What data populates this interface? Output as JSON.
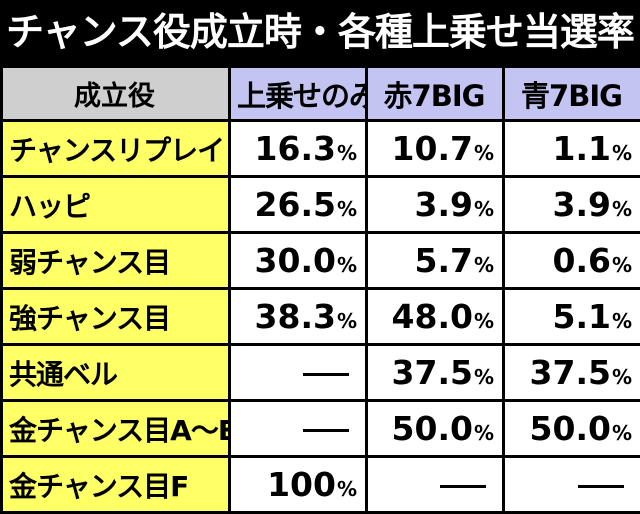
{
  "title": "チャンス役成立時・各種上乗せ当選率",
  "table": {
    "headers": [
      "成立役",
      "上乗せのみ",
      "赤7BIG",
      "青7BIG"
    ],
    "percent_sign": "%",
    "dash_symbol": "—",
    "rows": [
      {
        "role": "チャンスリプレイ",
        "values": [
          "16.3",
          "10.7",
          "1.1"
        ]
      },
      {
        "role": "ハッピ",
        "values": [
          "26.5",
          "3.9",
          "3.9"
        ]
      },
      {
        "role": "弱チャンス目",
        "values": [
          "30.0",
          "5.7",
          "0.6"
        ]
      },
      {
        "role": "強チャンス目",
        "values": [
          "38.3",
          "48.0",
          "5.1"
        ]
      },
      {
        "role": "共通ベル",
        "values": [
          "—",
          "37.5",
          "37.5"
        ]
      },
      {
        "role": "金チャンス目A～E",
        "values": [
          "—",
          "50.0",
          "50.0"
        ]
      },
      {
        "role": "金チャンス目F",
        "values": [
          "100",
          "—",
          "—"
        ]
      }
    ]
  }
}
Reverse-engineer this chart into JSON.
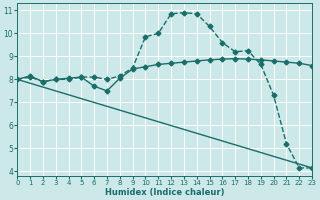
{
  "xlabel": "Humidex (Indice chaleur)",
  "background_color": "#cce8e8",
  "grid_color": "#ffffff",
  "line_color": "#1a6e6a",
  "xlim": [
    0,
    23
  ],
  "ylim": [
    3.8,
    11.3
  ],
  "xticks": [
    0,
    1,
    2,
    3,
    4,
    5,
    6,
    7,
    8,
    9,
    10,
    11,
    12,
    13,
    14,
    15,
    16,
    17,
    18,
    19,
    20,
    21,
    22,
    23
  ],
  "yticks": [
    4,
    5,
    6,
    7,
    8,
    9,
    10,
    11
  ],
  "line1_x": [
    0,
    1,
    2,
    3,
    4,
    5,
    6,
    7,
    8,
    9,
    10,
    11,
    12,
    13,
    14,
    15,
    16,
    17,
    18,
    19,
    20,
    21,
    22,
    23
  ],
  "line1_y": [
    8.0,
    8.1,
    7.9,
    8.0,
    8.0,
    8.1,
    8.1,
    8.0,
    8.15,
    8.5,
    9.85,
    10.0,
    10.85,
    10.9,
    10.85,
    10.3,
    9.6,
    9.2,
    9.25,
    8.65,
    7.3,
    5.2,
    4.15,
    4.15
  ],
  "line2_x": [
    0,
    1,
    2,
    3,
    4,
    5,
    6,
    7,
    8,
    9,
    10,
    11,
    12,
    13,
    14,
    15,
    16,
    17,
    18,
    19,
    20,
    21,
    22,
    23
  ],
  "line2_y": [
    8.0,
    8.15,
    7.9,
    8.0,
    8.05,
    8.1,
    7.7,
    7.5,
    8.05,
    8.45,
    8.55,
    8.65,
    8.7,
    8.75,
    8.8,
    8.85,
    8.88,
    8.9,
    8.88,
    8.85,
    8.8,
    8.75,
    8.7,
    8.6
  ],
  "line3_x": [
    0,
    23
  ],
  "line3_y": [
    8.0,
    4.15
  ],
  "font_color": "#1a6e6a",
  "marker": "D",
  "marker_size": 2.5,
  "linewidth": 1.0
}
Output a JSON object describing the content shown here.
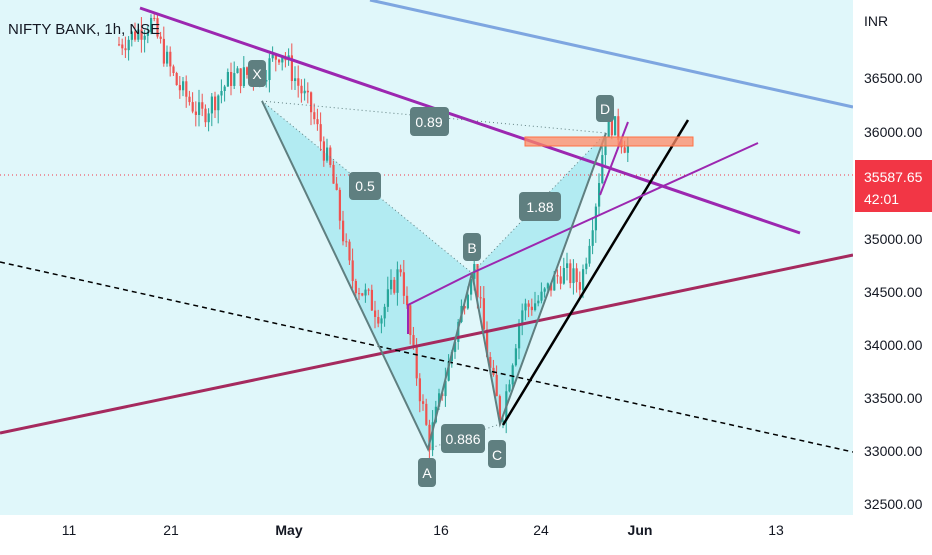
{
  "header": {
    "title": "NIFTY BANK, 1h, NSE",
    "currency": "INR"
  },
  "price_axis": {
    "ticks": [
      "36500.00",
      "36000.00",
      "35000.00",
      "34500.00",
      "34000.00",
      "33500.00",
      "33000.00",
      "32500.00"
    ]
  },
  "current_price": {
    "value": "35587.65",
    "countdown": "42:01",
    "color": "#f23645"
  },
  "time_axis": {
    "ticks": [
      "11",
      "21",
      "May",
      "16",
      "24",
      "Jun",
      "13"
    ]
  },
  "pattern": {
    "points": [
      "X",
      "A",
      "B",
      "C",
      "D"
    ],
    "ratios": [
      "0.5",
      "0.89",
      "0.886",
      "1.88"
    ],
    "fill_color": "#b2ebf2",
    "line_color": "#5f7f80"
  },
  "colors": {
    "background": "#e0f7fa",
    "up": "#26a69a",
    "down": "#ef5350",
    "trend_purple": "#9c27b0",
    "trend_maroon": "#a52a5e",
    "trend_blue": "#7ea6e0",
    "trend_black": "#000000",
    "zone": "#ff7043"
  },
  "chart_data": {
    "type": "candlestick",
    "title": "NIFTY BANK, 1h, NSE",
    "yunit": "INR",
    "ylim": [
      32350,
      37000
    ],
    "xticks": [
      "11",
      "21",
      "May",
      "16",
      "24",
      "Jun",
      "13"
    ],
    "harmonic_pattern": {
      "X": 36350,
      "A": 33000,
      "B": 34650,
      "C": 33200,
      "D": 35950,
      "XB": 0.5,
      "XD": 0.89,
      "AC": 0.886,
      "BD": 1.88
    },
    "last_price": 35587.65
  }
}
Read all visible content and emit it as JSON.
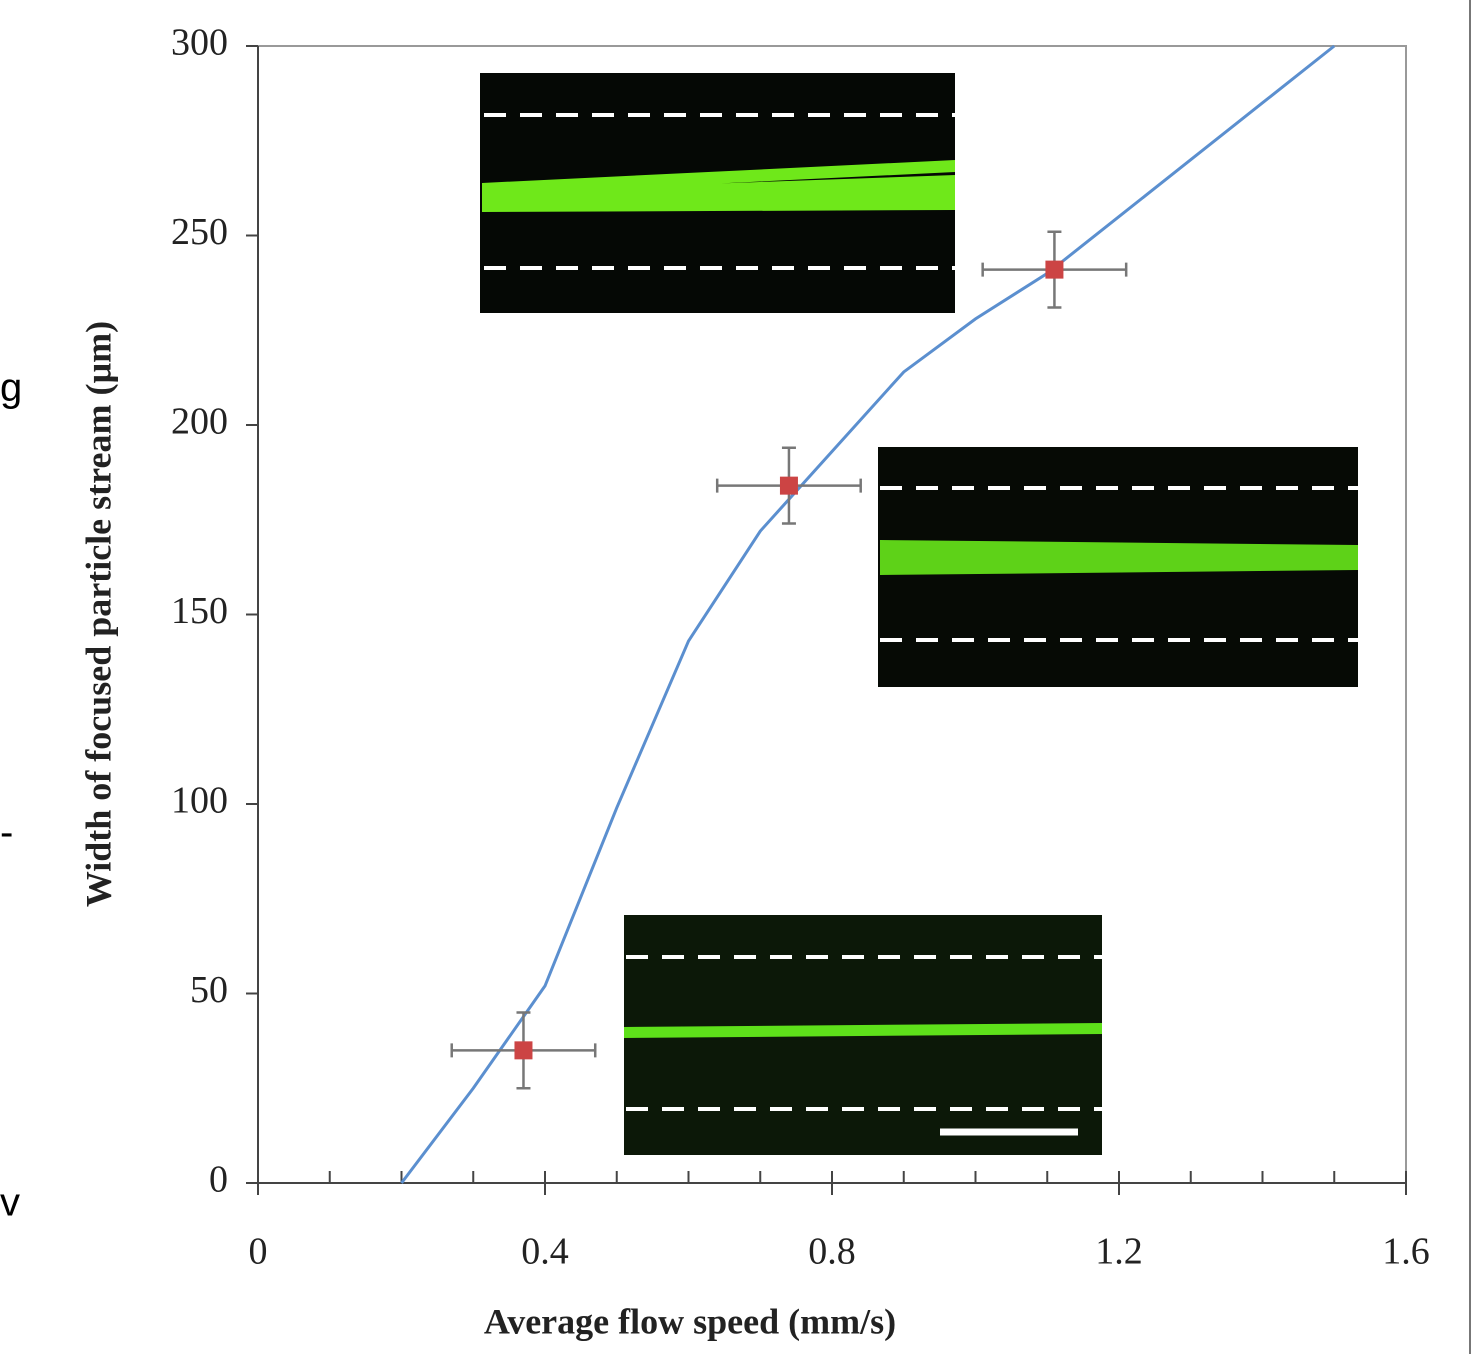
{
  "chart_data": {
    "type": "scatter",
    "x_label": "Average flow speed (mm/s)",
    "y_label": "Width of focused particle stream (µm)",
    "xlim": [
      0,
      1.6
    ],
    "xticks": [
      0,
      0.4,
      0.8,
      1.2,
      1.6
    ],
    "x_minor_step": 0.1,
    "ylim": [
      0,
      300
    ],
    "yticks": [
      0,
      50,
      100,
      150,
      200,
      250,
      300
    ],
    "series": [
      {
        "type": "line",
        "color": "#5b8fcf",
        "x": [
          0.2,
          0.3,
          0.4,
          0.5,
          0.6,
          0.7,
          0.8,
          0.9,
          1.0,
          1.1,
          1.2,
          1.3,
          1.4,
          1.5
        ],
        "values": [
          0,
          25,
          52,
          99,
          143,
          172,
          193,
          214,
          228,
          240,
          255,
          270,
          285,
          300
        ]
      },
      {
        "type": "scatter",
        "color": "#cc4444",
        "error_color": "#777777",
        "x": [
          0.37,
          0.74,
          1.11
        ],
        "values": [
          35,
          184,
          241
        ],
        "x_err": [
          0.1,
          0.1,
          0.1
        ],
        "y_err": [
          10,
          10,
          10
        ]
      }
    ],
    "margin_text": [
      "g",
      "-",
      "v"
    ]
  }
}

◆ What to produce
Would you mind returning each entry above word for word, skipping the images?

◆ Response to this exercise
What data populates this interface? Output as JSON.
{
  "title": "チャンス役成立時・各種上乗せ当選率",
  "table": {
    "headers": [
      "成立役",
      "上乗せのみ",
      "赤7BIG",
      "青7BIG"
    ],
    "percent_sign": "%",
    "dash_symbol": "—",
    "rows": [
      {
        "role": "チャンスリプレイ",
        "values": [
          "16.3",
          "10.7",
          "1.1"
        ]
      },
      {
        "role": "ハッピ",
        "values": [
          "26.5",
          "3.9",
          "3.9"
        ]
      },
      {
        "role": "弱チャンス目",
        "values": [
          "30.0",
          "5.7",
          "0.6"
        ]
      },
      {
        "role": "強チャンス目",
        "values": [
          "38.3",
          "48.0",
          "5.1"
        ]
      },
      {
        "role": "共通ベル",
        "values": [
          "—",
          "37.5",
          "37.5"
        ]
      },
      {
        "role": "金チャンス目A～E",
        "values": [
          "—",
          "50.0",
          "50.0"
        ]
      },
      {
        "role": "金チャンス目F",
        "values": [
          "100",
          "—",
          "—"
        ]
      }
    ]
  }
}
Reverse-engineer this chart into JSON.
{
  "xlabel": "Humidex (Indice chaleur)",
  "background_color": "#cce8e8",
  "grid_color": "#ffffff",
  "line_color": "#1a6e6a",
  "xlim": [
    0,
    23
  ],
  "ylim": [
    3.8,
    11.3
  ],
  "xticks": [
    0,
    1,
    2,
    3,
    4,
    5,
    6,
    7,
    8,
    9,
    10,
    11,
    12,
    13,
    14,
    15,
    16,
    17,
    18,
    19,
    20,
    21,
    22,
    23
  ],
  "yticks": [
    4,
    5,
    6,
    7,
    8,
    9,
    10,
    11
  ],
  "line1_x": [
    0,
    1,
    2,
    3,
    4,
    5,
    6,
    7,
    8,
    9,
    10,
    11,
    12,
    13,
    14,
    15,
    16,
    17,
    18,
    19,
    20,
    21,
    22,
    23
  ],
  "line1_y": [
    8.0,
    8.1,
    7.9,
    8.0,
    8.0,
    8.1,
    8.1,
    8.0,
    8.15,
    8.5,
    9.85,
    10.0,
    10.85,
    10.9,
    10.85,
    10.3,
    9.6,
    9.2,
    9.25,
    8.65,
    7.3,
    5.2,
    4.15,
    4.15
  ],
  "line2_x": [
    0,
    1,
    2,
    3,
    4,
    5,
    6,
    7,
    8,
    9,
    10,
    11,
    12,
    13,
    14,
    15,
    16,
    17,
    18,
    19,
    20,
    21,
    22,
    23
  ],
  "line2_y": [
    8.0,
    8.15,
    7.9,
    8.0,
    8.05,
    8.1,
    7.7,
    7.5,
    8.05,
    8.45,
    8.55,
    8.65,
    8.7,
    8.75,
    8.8,
    8.85,
    8.88,
    8.9,
    8.88,
    8.85,
    8.8,
    8.75,
    8.7,
    8.6
  ],
  "line3_x": [
    0,
    23
  ],
  "line3_y": [
    8.0,
    4.15
  ],
  "font_color": "#1a6e6a",
  "marker": "D",
  "marker_size": 2.5,
  "linewidth": 1.0
}
Output a JSON object describing the content shown here.
{
  "header": {
    "title": "NIFTY BANK, 1h, NSE",
    "currency": "INR"
  },
  "price_axis": {
    "ticks": [
      "36500.00",
      "36000.00",
      "35000.00",
      "34500.00",
      "34000.00",
      "33500.00",
      "33000.00",
      "32500.00"
    ]
  },
  "current_price": {
    "value": "35587.65",
    "countdown": "42:01",
    "color": "#f23645"
  },
  "time_axis": {
    "ticks": [
      "11",
      "21",
      "May",
      "16",
      "24",
      "Jun",
      "13"
    ]
  },
  "pattern": {
    "points": [
      "X",
      "A",
      "B",
      "C",
      "D"
    ],
    "ratios": [
      "0.5",
      "0.89",
      "0.886",
      "1.88"
    ],
    "fill_color": "#b2ebf2",
    "line_color": "#5f7f80"
  },
  "colors": {
    "background": "#e0f7fa",
    "up": "#26a69a",
    "down": "#ef5350",
    "trend_purple": "#9c27b0",
    "trend_maroon": "#a52a5e",
    "trend_blue": "#7ea6e0",
    "trend_black": "#000000",
    "zone": "#ff7043"
  },
  "chart_data": {
    "type": "candlestick",
    "title": "NIFTY BANK, 1h, NSE",
    "yunit": "INR",
    "ylim": [
      32350,
      37000
    ],
    "xticks": [
      "11",
      "21",
      "May",
      "16",
      "24",
      "Jun",
      "13"
    ],
    "harmonic_pattern": {
      "X": 36350,
      "A": 33000,
      "B": 34650,
      "C": 33200,
      "D": 35950,
      "XB": 0.5,
      "XD": 0.89,
      "AC": 0.886,
      "BD": 1.88
    },
    "last_price": 35587.65
  }
}
Read all visible content and emit it as JSON.
{
  "chart_data": {
    "type": "scatter",
    "x_label": "Average flow speed (mm/s)",
    "y_label": "Width of focused particle stream (µm)",
    "xlim": [
      0,
      1.6
    ],
    "xticks": [
      0,
      0.4,
      0.8,
      1.2,
      1.6
    ],
    "x_minor_step": 0.1,
    "ylim": [
      0,
      300
    ],
    "yticks": [
      0,
      50,
      100,
      150,
      200,
      250,
      300
    ],
    "series": [
      {
        "type": "line",
        "color": "#5b8fcf",
        "x": [
          0.2,
          0.3,
          0.4,
          0.5,
          0.6,
          0.7,
          0.8,
          0.9,
          1.0,
          1.1,
          1.2,
          1.3,
          1.4,
          1.5
        ],
        "values": [
          0,
          25,
          52,
          99,
          143,
          172,
          193,
          214,
          228,
          240,
          255,
          270,
          285,
          300
        ]
      },
      {
        "type": "scatter",
        "color": "#cc4444",
        "error_color": "#777777",
        "x": [
          0.37,
          0.74,
          1.11
        ],
        "values": [
          35,
          184,
          241
        ],
        "x_err": [
          0.1,
          0.1,
          0.1
        ],
        "y_err": [
          10,
          10,
          10
        ]
      }
    ],
    "margin_text": [
      "g",
      "-",
      "v"
    ]
  }
}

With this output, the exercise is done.